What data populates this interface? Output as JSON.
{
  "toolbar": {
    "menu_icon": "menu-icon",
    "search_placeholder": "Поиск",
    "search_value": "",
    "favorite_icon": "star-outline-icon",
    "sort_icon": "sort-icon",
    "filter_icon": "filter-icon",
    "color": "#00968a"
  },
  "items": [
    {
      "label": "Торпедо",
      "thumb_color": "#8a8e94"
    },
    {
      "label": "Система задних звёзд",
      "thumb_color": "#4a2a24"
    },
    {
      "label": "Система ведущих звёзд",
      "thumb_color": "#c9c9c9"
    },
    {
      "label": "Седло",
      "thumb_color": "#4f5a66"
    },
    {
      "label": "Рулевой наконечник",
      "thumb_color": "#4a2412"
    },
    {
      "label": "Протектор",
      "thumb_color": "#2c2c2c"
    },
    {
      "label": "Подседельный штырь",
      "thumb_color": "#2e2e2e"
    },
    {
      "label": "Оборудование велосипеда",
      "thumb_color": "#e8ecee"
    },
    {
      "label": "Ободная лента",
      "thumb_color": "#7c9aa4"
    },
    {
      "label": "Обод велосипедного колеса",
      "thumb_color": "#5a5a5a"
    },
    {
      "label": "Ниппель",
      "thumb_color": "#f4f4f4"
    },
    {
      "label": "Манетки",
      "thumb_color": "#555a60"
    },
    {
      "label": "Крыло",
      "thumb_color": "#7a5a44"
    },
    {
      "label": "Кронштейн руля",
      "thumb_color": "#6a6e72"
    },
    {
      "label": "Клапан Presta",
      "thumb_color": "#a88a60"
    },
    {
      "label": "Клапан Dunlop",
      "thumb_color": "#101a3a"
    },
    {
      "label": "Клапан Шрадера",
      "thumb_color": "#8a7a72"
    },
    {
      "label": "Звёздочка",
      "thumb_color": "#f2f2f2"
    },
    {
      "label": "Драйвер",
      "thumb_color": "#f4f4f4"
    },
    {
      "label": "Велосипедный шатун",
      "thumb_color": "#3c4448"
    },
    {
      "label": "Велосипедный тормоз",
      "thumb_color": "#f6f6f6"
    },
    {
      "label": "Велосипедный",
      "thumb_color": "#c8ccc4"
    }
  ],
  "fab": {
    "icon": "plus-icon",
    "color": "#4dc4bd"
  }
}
────────────────────
*TASK DIRECTIONS*.
Of all the lines in the material above, how many contain the word "Система"? Give only the count.

*RESULT*.
2